» Task goal: Find and copy every line in the records that includes the string "组织方式".

===== Data for processing

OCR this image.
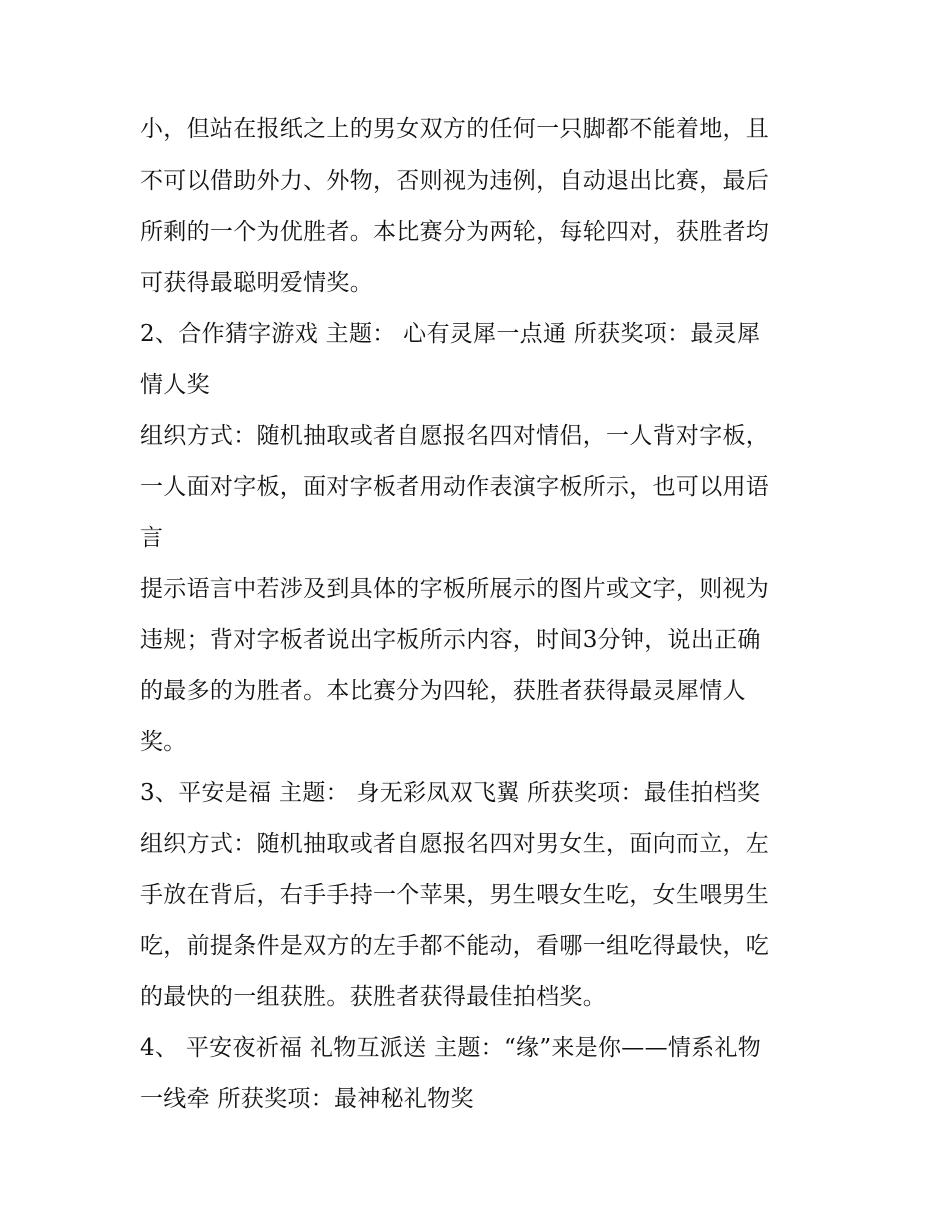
小，但站在报纸之上的男女双方的任何一只脚都不能着地，且
不可以借助外力、外物，否则视为违例，自动退出比赛，最后
所剩的一个为优胜者。本比赛分为两轮，每轮四对，获胜者均
可获得最聪明爱情奖。
2、合作猜字游戏 主题： 心有灵犀一点通 所获奖项：最灵犀
情人奖
组织方式：随机抽取或者自愿报名四对情侣，一人背对字板，
一人面对字板，面对字板者用动作表演字板所示，也可以用语
言
提示语言中若涉及到具体的字板所展示的图片或文字，则视为
违规；背对字板者说出字板所示内容，时间3分钟，说出正确
的最多的为胜者。本比赛分为四轮，获胜者获得最灵犀情人
奖。
3、平安是福 主题： 身无彩凤双飞翼 所获奖项：最佳拍档奖
组织方式：随机抽取或者自愿报名四对男女生，面向而立，左
手放在背后，右手手持一个苹果，男生喂女生吃，女生喂男生
吃，前提条件是双方的左手都不能动，看哪一组吃得最快，吃
的最快的一组获胜。获胜者获得最佳拍档奖。
4、 平安夜祈福 礼物互派送 主题：“缘”来是你——情系礼物
一线牵 所获奖项：最神秘礼物奖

==========

» Full response:
组织方式：随机抽取或者自愿报名四对情侣，一人背对字板，
组织方式：随机抽取或者自愿报名四对男女生，面向而立，左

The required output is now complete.